(Stored data)
§ §

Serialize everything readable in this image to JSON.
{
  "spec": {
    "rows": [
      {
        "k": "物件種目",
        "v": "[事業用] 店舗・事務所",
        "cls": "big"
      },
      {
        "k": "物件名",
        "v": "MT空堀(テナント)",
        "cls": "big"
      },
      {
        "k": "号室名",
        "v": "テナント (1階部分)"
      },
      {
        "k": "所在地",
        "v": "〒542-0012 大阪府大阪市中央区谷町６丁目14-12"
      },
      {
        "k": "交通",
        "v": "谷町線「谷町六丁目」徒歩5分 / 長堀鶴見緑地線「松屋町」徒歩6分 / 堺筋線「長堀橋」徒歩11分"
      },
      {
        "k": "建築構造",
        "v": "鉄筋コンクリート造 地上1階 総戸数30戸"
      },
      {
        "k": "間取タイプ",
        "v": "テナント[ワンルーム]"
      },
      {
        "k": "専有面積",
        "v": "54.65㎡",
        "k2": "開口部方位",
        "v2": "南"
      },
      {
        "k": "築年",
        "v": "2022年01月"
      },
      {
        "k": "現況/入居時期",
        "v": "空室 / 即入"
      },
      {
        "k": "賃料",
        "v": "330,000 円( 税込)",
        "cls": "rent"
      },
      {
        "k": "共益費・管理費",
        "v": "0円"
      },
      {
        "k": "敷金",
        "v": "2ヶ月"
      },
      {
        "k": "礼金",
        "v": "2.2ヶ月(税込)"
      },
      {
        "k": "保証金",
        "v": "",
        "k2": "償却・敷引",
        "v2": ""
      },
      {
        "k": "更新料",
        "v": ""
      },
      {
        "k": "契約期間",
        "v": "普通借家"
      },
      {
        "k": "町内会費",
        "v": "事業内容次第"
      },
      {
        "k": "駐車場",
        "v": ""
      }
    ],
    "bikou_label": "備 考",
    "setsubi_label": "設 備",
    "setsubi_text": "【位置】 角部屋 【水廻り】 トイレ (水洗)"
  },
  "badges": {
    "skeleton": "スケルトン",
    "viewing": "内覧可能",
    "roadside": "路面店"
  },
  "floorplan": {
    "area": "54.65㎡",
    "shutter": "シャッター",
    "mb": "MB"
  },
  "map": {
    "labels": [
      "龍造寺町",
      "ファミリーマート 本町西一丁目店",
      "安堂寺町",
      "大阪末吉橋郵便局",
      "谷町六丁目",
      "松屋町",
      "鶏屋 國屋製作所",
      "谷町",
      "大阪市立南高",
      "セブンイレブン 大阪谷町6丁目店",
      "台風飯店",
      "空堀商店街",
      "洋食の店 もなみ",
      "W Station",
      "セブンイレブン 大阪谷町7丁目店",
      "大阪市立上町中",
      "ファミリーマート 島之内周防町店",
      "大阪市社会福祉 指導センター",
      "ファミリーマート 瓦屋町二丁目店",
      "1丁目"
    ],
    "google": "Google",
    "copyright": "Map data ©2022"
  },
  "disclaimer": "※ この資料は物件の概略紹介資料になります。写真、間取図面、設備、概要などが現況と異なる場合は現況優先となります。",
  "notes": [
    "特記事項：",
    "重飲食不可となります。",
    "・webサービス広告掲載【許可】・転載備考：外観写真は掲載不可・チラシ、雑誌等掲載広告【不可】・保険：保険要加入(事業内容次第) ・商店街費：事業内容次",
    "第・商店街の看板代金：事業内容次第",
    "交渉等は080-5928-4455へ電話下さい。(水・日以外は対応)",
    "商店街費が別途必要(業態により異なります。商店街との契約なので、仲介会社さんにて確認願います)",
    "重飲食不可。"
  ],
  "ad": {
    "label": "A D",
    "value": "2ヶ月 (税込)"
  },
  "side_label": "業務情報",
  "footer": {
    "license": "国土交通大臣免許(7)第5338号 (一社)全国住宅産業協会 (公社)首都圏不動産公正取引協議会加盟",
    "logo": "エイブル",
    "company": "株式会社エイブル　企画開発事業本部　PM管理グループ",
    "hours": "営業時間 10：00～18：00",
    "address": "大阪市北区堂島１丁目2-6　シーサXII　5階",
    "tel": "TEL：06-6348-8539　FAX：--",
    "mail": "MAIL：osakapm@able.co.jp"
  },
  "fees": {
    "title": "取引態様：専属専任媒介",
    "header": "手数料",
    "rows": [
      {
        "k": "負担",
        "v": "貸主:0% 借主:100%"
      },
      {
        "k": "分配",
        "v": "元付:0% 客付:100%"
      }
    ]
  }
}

§ §

- [WORK TO DO] Return the material exactly as it stands.

- [TASK RESPONSE]
Serialize everything readable in this image to JSON.
{
  "spec": {
    "rows": [
      {
        "k": "物件種目",
        "v": "[事業用] 店舗・事務所",
        "cls": "big"
      },
      {
        "k": "物件名",
        "v": "MT空堀(テナント)",
        "cls": "big"
      },
      {
        "k": "号室名",
        "v": "テナント (1階部分)"
      },
      {
        "k": "所在地",
        "v": "〒542-0012 大阪府大阪市中央区谷町６丁目14-12"
      },
      {
        "k": "交通",
        "v": "谷町線「谷町六丁目」徒歩5分 / 長堀鶴見緑地線「松屋町」徒歩6分 / 堺筋線「長堀橋」徒歩11分"
      },
      {
        "k": "建築構造",
        "v": "鉄筋コンクリート造 地上1階 総戸数30戸"
      },
      {
        "k": "間取タイプ",
        "v": "テナント[ワンルーム]"
      },
      {
        "k": "専有面積",
        "v": "54.65㎡",
        "k2": "開口部方位",
        "v2": "南"
      },
      {
        "k": "築年",
        "v": "2022年01月"
      },
      {
        "k": "現況/入居時期",
        "v": "空室 / 即入"
      },
      {
        "k": "賃料",
        "v": "330,000 円( 税込)",
        "cls": "rent"
      },
      {
        "k": "共益費・管理費",
        "v": "0円"
      },
      {
        "k": "敷金",
        "v": "2ヶ月"
      },
      {
        "k": "礼金",
        "v": "2.2ヶ月(税込)"
      },
      {
        "k": "保証金",
        "v": "",
        "k2": "償却・敷引",
        "v2": ""
      },
      {
        "k": "更新料",
        "v": ""
      },
      {
        "k": "契約期間",
        "v": "普通借家"
      },
      {
        "k": "町内会費",
        "v": "事業内容次第"
      },
      {
        "k": "駐車場",
        "v": ""
      }
    ],
    "bikou_label": "備 考",
    "setsubi_label": "設 備",
    "setsubi_text": "【位置】 角部屋 【水廻り】 トイレ (水洗)"
  },
  "badges": {
    "skeleton": "スケルトン",
    "viewing": "内覧可能",
    "roadside": "路面店"
  },
  "floorplan": {
    "area": "54.65㎡",
    "shutter": "シャッター",
    "mb": "MB"
  },
  "map": {
    "labels": [
      "龍造寺町",
      "ファミリーマート 本町西一丁目店",
      "安堂寺町",
      "大阪末吉橋郵便局",
      "谷町六丁目",
      "松屋町",
      "鶏屋 國屋製作所",
      "谷町",
      "大阪市立南高",
      "セブンイレブン 大阪谷町6丁目店",
      "台風飯店",
      "空堀商店街",
      "洋食の店 もなみ",
      "W Station",
      "セブンイレブン 大阪谷町7丁目店",
      "大阪市立上町中",
      "ファミリーマート 島之内周防町店",
      "大阪市社会福祉 指導センター",
      "ファミリーマート 瓦屋町二丁目店",
      "1丁目"
    ],
    "google": "Google",
    "copyright": "Map data ©2022"
  },
  "disclaimer": "※ この資料は物件の概略紹介資料になります。写真、間取図面、設備、概要などが現況と異なる場合は現況優先となります。",
  "notes": [
    "特記事項：",
    "重飲食不可となります。",
    "・webサービス広告掲載【許可】・転載備考：外観写真は掲載不可・チラシ、雑誌等掲載広告【不可】・保険：保険要加入(事業内容次第) ・商店街費：事業内容次",
    "第・商店街の看板代金：事業内容次第",
    "交渉等は080-5928-4455へ電話下さい。(水・日以外は対応)",
    "商店街費が別途必要(業態により異なります。商店街との契約なので、仲介会社さんにて確認願います)",
    "重飲食不可。"
  ],
  "ad": {
    "label": "A D",
    "value": "2ヶ月 (税込)"
  },
  "side_label": "業務情報",
  "footer": {
    "license": "国土交通大臣免許(7)第5338号 (一社)全国住宅産業協会 (公社)首都圏不動産公正取引協議会加盟",
    "logo": "エイブル",
    "company": "株式会社エイブル　企画開発事業本部　PM管理グループ",
    "hours": "営業時間 10：00～18：00",
    "address": "大阪市北区堂島１丁目2-6　シーサXII　5階",
    "tel": "TEL：06-6348-8539　FAX：--",
    "mail": "MAIL：osakapm@able.co.jp"
  },
  "fees": {
    "title": "取引態様：専属専任媒介",
    "header": "手数料",
    "rows": [
      {
        "k": "負担",
        "v": "貸主:0% 借主:100%"
      },
      {
        "k": "分配",
        "v": "元付:0% 客付:100%"
      }
    ]
  }
}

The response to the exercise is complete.